--- Start Text section ---
SQL Q & A: Tales of Transactions
Transaction logs are critical to backup efforts, but you must ensure they’re properly configured and clearing when they’re supposed to clear.
Paul S. Randal
Clear Those Logs
Q. I’ve read that in the full recovery model, transaction log clearing only occurs when there’s a transaction log backup. I’m seeing strange behavior, though. Sometimes the log backups don’t clear the log. It seems to be the data backups that are doing it. What’s going on?
A. You’re correct: In the full and bulk-logged recovery models, the transaction log can only be cleared (portions of the log are marked as reusable) when there’s a transaction log backup. In the simple recovery model, it’s a checkpoint that clears the transaction log. For more background on logging and recovery in general, see my TechNet article, “Understanding Logging and Recovery in SQL Server.”
However, there is a twist. Although the transaction log-clearing operation will occur at the conclusion of a transaction log backup, there’s no guarantee that any portions of the transaction log will actually be cleared. The fact that a portion of the transaction log has been backed up is not enough to let it be cleared. SQL Server must not need that portion of the transaction log for any other purpose at any other time.
SQL Server may still require access to a portion of the transaction log because a data backup (like a full database backup) is running. A data backup must include part of the transaction log. It will at least need the transaction log data generated while the data is being copied from the database. It may even need more.
This means that while a data backup is running, log clearing can’t occur. This is true even if a concurrent transaction log backup takes place (concurrent data and log backups have been possible since SQL Server 2005).
--- End Text section ---
### Complete the following
• A. From the SQL Server transaction log Q&A, write out the text from "However, there is" up to and including "even need more.".
• B. Translate this sentence from the SQL Server transaction log Q&A into Spanish: "In the simple recovery model, it's a checkpoint that clears the transaction log."
--- Start Information shown ---
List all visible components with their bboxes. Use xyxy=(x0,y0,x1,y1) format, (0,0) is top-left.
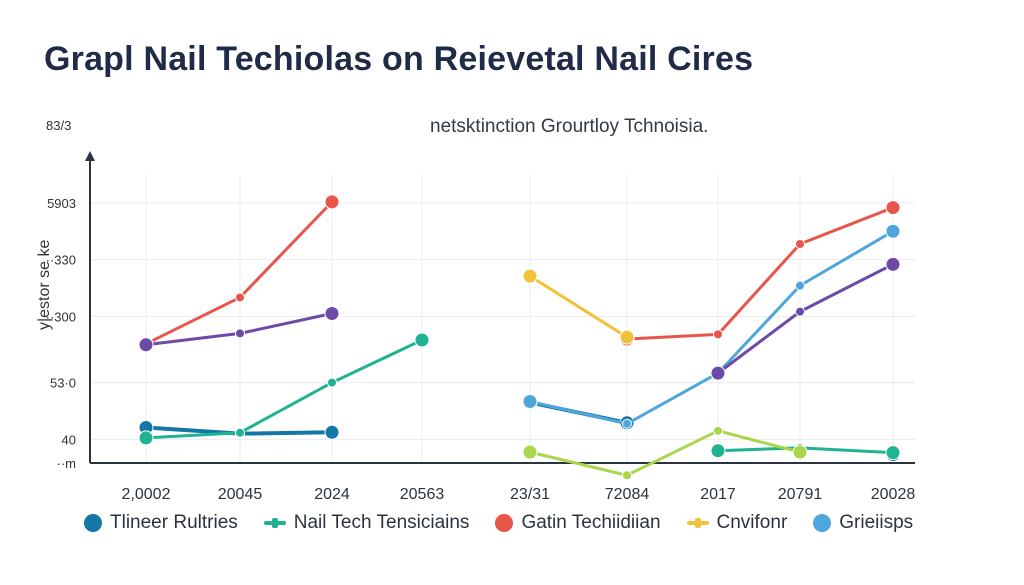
--- End Information shown ---
### Solutions by task
• A.
However, there is a twist. Although the transaction log-clearing operation will occur at the conclusion of a transaction log backup, there’s no guarantee that any portions of the transaction log will actually be cleared. The fact that a portion of the transaction log has been backed up is not enough to let it be cleared. SQL Server must not need that portion of the transaction log for any other purpose at any other time.
SQL Server may still require access to a portion of the transaction log because a data backup (like a full database backup) is running. A data backup must include part of the transaction log. It will at least need the transaction log data generated while the data is being copied from the database. It may even need more.

• B. En el modelo de recuperación simple, es un punto de comprobación lo que borra el registro de transacciones.